───── Materials provided ─────

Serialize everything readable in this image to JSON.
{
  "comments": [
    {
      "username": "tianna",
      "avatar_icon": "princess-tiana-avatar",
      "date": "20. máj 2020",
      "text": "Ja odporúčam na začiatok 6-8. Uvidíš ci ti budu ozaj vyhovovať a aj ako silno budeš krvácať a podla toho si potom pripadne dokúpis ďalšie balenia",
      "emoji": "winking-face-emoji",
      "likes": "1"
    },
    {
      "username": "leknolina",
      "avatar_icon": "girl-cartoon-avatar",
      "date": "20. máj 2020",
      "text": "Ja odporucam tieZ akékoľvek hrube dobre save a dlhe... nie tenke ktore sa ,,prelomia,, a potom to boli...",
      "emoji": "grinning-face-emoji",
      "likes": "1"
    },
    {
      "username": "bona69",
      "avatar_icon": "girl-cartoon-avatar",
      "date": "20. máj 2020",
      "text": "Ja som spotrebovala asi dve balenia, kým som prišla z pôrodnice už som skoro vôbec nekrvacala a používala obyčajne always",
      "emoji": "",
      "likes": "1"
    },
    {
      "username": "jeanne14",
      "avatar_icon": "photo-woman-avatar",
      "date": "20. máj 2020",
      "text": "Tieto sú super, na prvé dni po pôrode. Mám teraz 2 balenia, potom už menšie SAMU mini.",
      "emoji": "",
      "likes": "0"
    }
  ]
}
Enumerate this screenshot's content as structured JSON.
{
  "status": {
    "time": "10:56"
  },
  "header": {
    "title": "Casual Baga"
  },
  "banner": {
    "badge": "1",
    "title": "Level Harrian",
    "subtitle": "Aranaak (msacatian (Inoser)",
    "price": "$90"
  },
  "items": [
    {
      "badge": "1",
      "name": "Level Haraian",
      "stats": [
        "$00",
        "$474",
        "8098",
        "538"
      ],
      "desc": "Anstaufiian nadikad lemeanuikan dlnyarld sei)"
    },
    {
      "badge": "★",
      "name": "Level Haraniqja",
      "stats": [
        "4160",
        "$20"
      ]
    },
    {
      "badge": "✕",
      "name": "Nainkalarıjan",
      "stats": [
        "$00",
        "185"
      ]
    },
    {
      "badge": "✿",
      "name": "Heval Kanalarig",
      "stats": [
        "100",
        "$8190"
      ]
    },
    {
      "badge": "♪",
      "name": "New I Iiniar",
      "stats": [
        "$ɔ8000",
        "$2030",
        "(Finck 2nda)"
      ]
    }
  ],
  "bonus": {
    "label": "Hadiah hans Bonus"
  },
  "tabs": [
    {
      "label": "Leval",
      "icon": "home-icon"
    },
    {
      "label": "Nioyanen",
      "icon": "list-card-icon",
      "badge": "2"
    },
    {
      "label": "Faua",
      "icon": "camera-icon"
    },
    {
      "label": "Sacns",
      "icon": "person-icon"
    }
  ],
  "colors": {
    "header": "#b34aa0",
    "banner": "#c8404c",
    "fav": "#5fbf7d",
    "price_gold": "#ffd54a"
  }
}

─────

> **Exercise goal**: Show every line from the entries above in which the word "Level" appears.

> **Answer in full**:
    "title": "Level Harrian",
      "name": "Level Haraian",
      "name": "Level Haraniqja",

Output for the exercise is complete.